- **What you are asked to do**: What is the number of lines containing the string "Male"? Answer with the number only.

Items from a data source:
>>>
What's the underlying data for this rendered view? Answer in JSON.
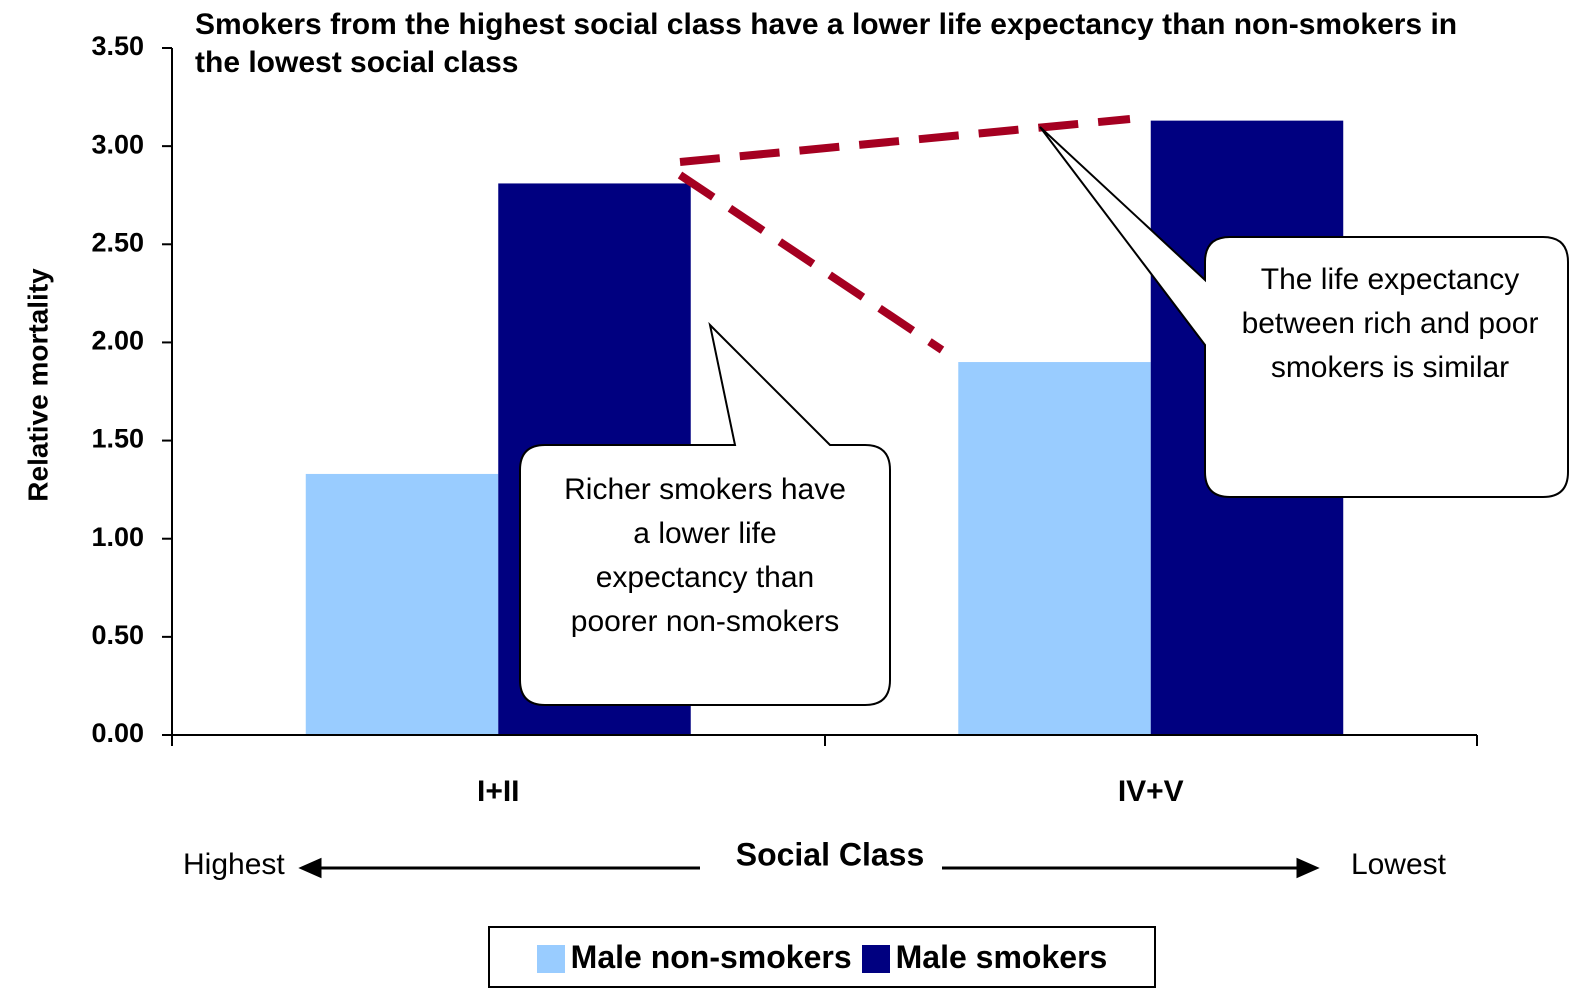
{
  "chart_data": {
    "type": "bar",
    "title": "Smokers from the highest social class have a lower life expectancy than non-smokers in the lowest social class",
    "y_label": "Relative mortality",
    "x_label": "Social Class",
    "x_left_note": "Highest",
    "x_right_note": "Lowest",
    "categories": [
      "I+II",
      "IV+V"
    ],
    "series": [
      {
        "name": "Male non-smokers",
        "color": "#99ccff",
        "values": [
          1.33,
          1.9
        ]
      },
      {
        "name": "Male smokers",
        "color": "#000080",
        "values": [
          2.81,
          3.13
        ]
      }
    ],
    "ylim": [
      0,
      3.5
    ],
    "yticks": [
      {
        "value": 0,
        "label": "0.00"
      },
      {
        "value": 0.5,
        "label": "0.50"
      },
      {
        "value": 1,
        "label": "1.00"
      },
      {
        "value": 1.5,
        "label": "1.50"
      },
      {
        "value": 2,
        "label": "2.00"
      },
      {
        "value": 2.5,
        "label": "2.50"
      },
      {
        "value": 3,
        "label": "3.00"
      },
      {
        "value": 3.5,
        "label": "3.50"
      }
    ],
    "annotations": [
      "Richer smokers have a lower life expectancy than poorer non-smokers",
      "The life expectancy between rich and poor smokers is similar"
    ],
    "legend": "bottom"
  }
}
<<<
>>>
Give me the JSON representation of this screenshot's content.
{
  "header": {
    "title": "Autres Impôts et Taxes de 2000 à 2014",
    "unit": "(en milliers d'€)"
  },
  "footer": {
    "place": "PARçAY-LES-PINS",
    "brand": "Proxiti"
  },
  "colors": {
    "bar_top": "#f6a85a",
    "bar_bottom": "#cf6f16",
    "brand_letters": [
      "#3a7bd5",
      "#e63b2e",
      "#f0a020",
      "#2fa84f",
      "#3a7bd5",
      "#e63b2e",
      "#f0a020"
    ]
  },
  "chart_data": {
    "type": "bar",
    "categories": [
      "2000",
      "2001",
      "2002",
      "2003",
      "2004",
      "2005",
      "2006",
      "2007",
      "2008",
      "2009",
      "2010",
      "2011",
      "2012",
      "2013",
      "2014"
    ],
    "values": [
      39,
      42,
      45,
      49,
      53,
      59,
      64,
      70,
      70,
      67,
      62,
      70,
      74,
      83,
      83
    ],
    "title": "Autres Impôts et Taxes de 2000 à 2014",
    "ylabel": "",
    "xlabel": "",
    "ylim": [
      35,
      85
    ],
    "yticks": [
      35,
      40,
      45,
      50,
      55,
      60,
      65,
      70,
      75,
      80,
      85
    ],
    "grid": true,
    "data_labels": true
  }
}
<<<
>>>
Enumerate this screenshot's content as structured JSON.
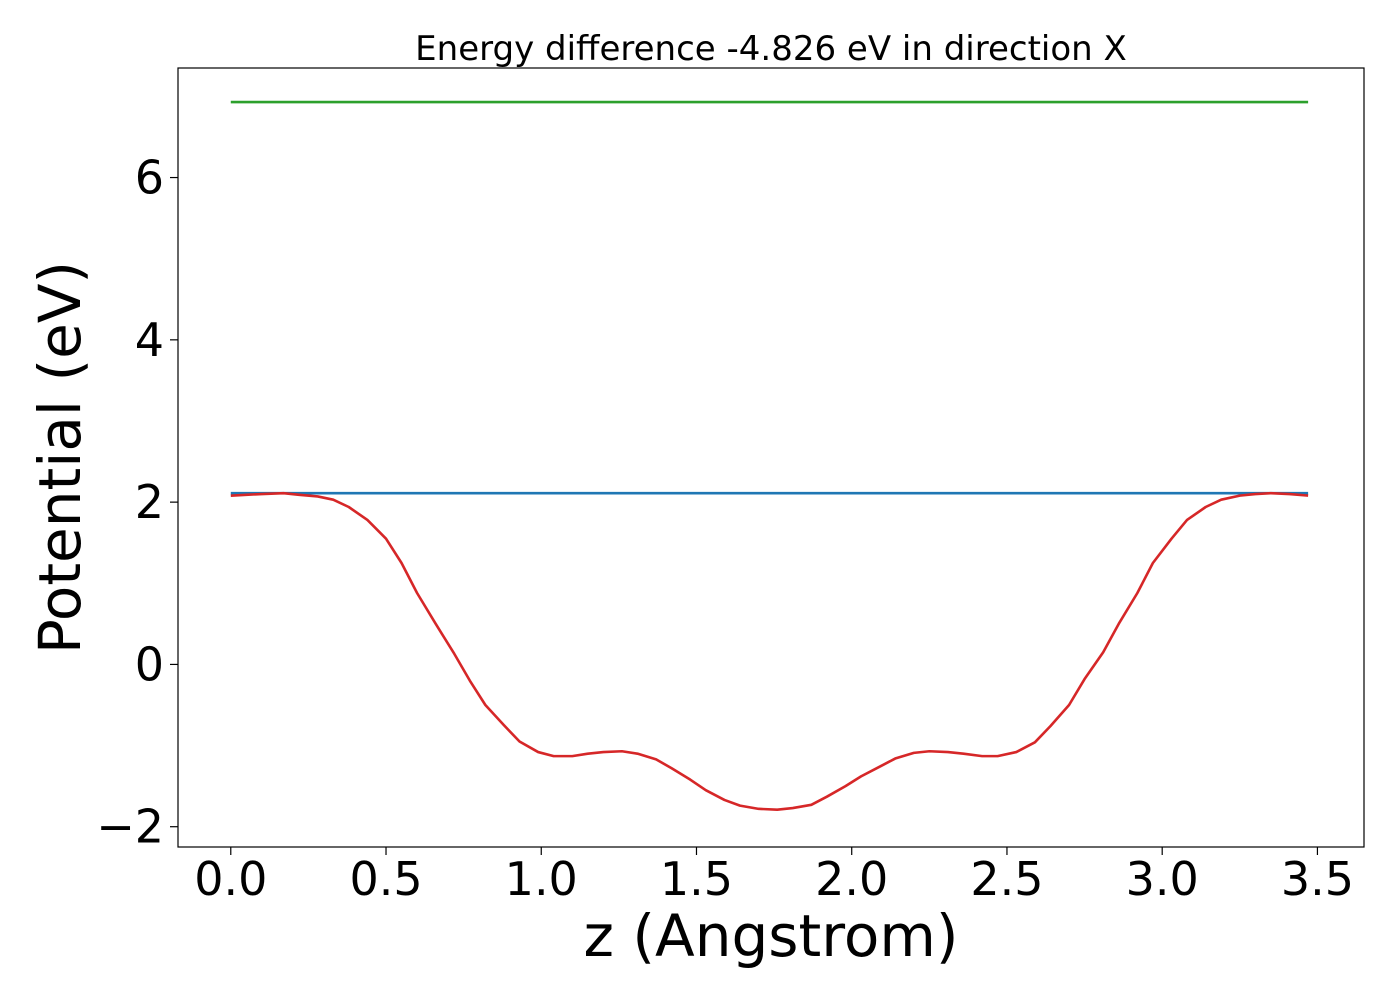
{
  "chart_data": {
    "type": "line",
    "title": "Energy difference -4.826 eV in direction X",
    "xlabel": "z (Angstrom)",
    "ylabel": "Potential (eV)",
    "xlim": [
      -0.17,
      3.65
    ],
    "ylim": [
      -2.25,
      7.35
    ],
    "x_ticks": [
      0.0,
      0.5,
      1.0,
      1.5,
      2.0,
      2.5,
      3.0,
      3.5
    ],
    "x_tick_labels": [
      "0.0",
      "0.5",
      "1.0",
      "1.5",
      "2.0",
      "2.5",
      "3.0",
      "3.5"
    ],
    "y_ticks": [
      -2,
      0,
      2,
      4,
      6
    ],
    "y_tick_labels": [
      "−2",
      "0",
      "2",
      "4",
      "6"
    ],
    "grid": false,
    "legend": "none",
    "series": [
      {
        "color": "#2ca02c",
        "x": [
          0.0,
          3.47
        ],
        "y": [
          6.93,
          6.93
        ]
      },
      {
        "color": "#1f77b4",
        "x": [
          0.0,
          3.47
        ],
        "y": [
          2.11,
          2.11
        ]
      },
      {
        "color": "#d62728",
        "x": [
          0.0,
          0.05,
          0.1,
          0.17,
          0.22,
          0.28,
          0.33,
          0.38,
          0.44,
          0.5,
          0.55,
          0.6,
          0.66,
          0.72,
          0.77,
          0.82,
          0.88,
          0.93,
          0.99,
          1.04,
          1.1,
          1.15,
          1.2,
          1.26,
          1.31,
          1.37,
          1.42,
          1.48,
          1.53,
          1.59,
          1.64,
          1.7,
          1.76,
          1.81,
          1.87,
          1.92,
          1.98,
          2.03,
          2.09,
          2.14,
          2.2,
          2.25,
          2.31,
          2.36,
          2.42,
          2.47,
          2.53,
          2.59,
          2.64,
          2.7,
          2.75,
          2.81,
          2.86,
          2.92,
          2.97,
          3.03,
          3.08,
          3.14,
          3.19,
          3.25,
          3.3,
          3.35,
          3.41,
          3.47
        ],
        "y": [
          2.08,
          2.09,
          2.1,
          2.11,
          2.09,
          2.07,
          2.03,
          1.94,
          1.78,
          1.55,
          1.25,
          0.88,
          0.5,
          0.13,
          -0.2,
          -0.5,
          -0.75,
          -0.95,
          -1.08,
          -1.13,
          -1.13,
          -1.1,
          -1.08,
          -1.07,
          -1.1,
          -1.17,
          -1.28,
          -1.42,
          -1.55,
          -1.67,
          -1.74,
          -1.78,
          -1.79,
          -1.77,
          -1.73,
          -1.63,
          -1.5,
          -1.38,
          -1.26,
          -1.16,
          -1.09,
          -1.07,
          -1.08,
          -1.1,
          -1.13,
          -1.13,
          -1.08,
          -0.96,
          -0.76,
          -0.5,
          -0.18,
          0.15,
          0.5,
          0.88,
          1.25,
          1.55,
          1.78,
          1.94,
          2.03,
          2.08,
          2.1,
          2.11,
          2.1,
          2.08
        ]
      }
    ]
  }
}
<<<
- **Exercise output**: 2